[Exercise details]:
From the listing below, pull out the lines that hold "Juniorlag".

** Begin **

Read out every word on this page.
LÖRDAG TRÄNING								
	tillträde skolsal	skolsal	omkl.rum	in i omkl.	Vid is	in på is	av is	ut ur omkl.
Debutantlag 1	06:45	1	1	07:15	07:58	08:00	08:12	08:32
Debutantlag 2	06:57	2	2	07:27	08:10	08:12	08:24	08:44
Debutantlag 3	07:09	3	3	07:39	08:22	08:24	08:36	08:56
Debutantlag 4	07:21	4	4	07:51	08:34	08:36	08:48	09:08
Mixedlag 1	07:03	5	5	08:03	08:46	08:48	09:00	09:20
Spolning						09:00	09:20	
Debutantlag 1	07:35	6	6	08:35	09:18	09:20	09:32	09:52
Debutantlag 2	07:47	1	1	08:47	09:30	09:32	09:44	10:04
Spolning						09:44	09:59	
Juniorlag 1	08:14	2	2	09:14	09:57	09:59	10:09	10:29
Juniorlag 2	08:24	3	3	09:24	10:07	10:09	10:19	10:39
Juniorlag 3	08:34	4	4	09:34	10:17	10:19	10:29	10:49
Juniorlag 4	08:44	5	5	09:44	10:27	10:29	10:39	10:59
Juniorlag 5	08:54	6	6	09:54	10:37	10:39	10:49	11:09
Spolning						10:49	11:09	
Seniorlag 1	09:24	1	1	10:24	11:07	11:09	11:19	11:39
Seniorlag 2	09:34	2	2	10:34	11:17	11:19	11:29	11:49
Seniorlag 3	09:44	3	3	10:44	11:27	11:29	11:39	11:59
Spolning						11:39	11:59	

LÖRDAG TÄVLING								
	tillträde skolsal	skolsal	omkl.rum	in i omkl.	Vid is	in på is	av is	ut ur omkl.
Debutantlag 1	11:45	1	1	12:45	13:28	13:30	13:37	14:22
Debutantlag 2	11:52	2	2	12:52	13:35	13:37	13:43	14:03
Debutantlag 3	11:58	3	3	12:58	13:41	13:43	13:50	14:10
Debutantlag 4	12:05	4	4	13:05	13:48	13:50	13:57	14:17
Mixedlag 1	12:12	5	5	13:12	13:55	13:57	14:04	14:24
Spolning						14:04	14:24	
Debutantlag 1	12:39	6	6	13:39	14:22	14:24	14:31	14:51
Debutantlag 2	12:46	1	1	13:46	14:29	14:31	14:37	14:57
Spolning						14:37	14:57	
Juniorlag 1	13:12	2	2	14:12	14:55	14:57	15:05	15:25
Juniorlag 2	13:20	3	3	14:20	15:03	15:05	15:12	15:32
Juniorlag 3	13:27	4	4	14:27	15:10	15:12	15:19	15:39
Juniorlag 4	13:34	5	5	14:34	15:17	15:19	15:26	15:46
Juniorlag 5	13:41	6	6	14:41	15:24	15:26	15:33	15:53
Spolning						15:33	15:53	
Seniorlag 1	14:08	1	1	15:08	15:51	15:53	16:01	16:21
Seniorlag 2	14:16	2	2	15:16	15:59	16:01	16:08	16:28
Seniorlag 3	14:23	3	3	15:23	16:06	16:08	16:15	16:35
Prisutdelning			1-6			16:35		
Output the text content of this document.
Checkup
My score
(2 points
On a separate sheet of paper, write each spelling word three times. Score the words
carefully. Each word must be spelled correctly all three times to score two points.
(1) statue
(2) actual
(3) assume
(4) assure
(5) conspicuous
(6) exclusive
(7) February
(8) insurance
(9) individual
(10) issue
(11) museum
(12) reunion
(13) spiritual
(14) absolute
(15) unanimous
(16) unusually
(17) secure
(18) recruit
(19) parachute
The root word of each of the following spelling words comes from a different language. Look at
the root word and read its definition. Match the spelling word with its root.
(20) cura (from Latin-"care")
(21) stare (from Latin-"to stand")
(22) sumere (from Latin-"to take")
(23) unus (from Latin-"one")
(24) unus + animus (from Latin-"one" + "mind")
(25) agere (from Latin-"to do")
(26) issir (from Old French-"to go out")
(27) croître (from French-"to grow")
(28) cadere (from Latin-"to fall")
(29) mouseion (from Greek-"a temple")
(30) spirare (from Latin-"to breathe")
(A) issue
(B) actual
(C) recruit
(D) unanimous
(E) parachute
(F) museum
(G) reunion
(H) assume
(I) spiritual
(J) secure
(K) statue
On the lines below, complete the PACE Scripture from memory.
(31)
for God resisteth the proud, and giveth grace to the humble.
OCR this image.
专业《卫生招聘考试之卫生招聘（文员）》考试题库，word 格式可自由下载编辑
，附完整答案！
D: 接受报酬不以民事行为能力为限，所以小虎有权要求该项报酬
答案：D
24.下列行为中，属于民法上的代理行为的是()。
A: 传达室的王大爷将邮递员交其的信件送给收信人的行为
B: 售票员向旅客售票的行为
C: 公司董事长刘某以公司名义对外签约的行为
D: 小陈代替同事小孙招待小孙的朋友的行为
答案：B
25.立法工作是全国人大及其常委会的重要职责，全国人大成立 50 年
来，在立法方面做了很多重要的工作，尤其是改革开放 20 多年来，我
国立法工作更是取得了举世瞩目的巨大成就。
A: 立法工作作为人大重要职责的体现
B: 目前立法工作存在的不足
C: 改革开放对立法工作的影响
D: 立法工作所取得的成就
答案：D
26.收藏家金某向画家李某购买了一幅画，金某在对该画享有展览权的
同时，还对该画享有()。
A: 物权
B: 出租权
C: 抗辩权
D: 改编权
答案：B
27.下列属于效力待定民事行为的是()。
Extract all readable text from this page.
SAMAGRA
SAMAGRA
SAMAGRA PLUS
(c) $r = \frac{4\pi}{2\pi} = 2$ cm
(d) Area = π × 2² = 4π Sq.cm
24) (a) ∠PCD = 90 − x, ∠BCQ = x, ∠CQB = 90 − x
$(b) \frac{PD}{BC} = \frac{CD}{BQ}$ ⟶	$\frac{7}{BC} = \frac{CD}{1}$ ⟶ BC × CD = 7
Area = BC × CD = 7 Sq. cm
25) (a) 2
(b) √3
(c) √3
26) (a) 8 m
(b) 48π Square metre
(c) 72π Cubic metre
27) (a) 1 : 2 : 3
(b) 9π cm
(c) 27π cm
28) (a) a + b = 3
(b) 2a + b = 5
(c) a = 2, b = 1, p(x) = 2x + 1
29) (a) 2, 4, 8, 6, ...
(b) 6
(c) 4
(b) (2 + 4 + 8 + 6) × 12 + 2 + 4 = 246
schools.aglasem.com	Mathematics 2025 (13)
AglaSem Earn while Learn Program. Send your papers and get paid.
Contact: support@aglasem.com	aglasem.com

** End **

[Finished task]:
Juniorlag 1	08:14	2	2	09:14	09:57	09:59	10:09	10:29
Juniorlag 2	08:24	3	3	09:24	10:07	10:09	10:19	10:39
Juniorlag 3	08:34	4	4	09:34	10:17	10:19	10:29	10:49
Juniorlag 4	08:44	5	5	09:44	10:27	10:29	10:39	10:59
Juniorlag 5	08:54	6	6	09:54	10:37	10:39	10:49	11:09
Juniorlag 1	13:12	2	2	14:12	14:55	14:57	15:05	15:25
Juniorlag 2	13:20	3	3	14:20	15:03	15:05	15:12	15:32
Juniorlag 3	13:27	4	4	14:27	15:10	15:12	15:19	15:39
Juniorlag 4	13:34	5	5	14:34	15:17	15:19	15:26	15:46
Juniorlag 5	13:41	6	6	14:41	15:24	15:26	15:33	15:53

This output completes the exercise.